* Problem to work on
Leaving out all images, write out the records that follow exactly.

Stored data
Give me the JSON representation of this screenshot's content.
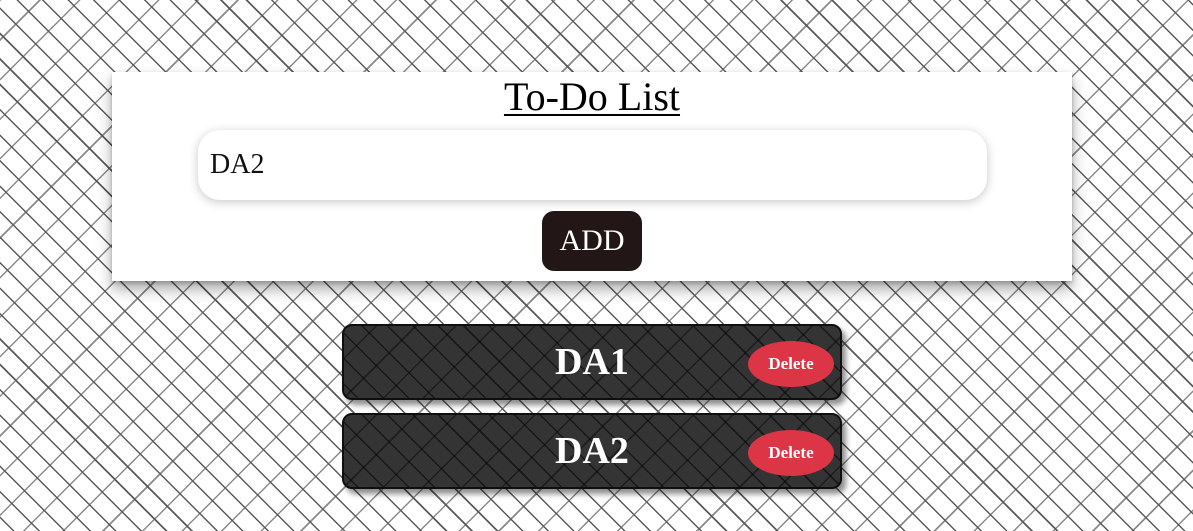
{
  "header": {
    "title": "To-Do List"
  },
  "input": {
    "value": "DA2",
    "placeholder": ""
  },
  "add_button": {
    "label": "ADD"
  },
  "colors": {
    "add_button_bg": "#221616",
    "item_bg": "#343434",
    "delete_bg": "#dc3545"
  },
  "tasks": [
    {
      "text": "DA1",
      "delete_label": "Delete"
    },
    {
      "text": "DA2",
      "delete_label": "Delete"
    }
  ]
}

* Response
Give me the JSON representation of this screenshot's content.
{
  "header": {
    "title": "To-Do List"
  },
  "input": {
    "value": "DA2",
    "placeholder": ""
  },
  "add_button": {
    "label": "ADD"
  },
  "colors": {
    "add_button_bg": "#221616",
    "item_bg": "#343434",
    "delete_bg": "#dc3545"
  },
  "tasks": [
    {
      "text": "DA1",
      "delete_label": "Delete"
    },
    {
      "text": "DA2",
      "delete_label": "Delete"
    }
  ]
}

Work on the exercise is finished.